* Begin Records shown *

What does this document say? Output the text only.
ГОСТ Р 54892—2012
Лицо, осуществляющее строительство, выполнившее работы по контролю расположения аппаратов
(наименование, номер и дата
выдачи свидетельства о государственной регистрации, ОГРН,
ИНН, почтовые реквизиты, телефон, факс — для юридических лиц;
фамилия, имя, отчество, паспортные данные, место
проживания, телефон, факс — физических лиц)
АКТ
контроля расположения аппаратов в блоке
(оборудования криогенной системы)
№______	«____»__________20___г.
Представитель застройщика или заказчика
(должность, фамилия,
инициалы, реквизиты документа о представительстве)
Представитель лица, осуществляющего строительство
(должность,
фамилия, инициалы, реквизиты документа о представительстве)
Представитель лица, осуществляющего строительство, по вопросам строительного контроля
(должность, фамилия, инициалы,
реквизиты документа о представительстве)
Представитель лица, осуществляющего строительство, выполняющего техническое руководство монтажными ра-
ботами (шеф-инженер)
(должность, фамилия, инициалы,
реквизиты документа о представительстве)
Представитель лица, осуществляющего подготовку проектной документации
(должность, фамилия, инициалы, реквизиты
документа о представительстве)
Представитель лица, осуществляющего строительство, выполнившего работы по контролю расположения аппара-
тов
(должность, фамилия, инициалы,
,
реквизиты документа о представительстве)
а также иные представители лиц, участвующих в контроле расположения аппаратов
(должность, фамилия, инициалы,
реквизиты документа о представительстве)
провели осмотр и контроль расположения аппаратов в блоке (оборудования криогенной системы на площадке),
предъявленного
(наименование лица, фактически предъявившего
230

* End Records shown *
* Begin Records shown *

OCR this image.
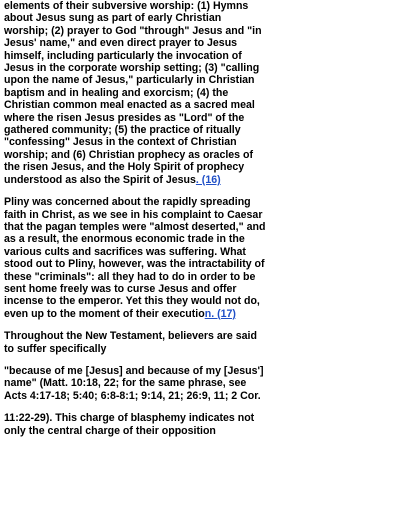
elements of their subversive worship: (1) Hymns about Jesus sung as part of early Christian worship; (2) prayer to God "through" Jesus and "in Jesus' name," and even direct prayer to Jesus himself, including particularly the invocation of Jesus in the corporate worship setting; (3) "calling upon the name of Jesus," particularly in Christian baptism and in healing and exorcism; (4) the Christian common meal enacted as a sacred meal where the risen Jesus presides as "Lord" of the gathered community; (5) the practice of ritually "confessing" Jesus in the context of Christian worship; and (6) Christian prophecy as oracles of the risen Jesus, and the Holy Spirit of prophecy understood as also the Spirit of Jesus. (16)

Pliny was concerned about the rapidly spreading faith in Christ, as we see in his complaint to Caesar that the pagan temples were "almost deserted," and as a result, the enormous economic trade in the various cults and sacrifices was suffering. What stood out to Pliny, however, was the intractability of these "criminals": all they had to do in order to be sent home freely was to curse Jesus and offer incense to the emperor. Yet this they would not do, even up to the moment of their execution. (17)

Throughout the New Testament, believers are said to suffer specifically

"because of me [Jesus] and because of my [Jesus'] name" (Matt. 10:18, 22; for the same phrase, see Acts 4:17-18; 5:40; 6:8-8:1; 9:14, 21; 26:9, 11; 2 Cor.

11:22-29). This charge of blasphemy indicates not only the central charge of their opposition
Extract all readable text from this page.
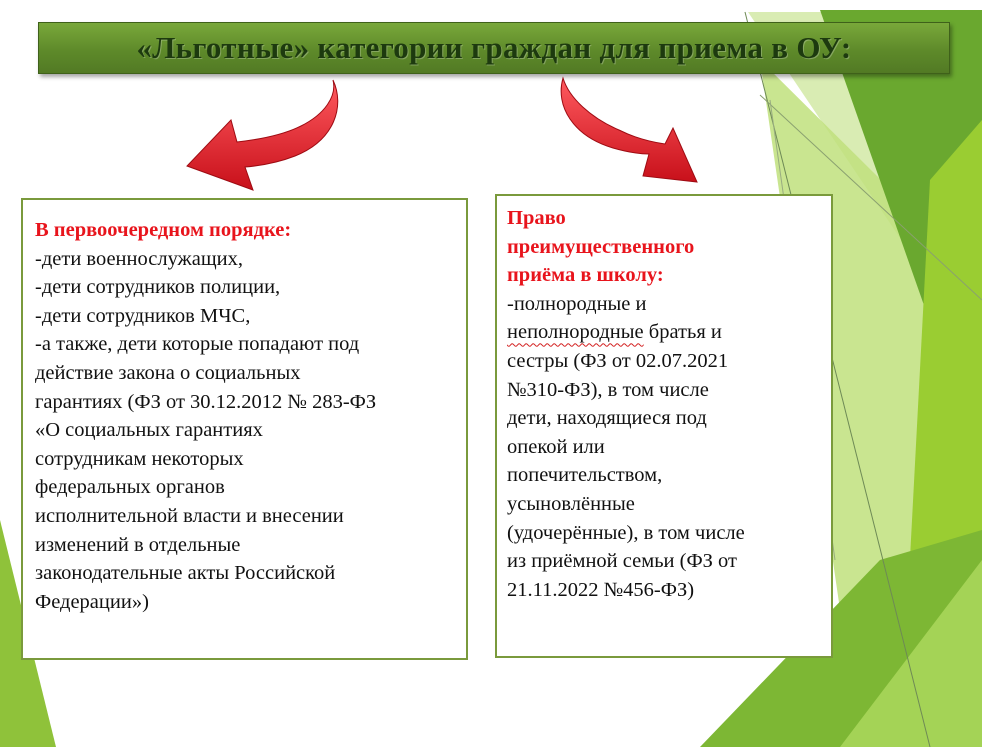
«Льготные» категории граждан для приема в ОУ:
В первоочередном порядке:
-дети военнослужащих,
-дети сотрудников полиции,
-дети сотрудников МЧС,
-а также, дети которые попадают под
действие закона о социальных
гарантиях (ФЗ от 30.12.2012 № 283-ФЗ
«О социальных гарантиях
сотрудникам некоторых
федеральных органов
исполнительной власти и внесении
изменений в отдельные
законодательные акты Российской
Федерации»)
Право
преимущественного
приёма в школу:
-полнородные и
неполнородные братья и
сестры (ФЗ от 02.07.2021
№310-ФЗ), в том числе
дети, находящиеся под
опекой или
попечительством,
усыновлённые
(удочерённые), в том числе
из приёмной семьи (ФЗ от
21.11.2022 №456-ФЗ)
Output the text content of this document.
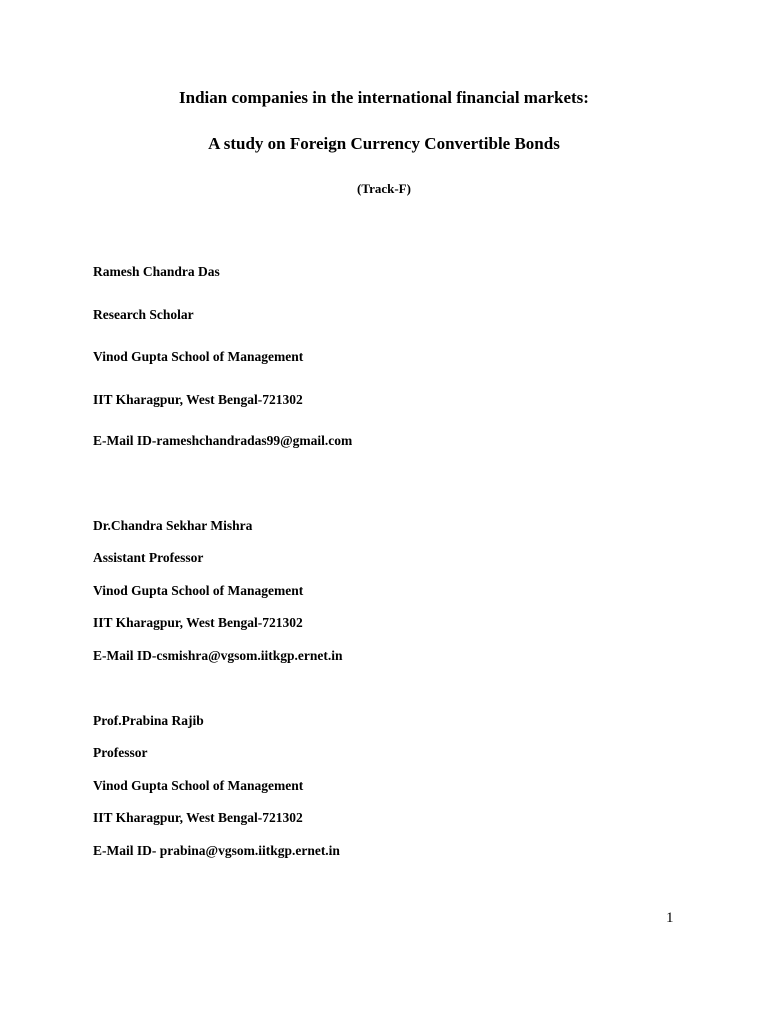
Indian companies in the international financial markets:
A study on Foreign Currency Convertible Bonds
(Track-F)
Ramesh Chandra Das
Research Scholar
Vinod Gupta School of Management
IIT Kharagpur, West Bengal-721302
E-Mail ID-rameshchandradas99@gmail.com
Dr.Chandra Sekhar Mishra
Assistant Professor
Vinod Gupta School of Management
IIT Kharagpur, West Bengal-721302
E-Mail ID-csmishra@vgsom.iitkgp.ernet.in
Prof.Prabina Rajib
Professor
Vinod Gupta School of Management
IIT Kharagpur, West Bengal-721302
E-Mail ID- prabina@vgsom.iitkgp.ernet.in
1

* End Records shown *

◆ Given instruction
Report each line in the data that holds the word "ernet".

◆ Solved exercise
E-Mail ID-csmishra@vgsom.iitkgp.ernet.in
E-Mail ID- prabina@vgsom.iitkgp.ernet.in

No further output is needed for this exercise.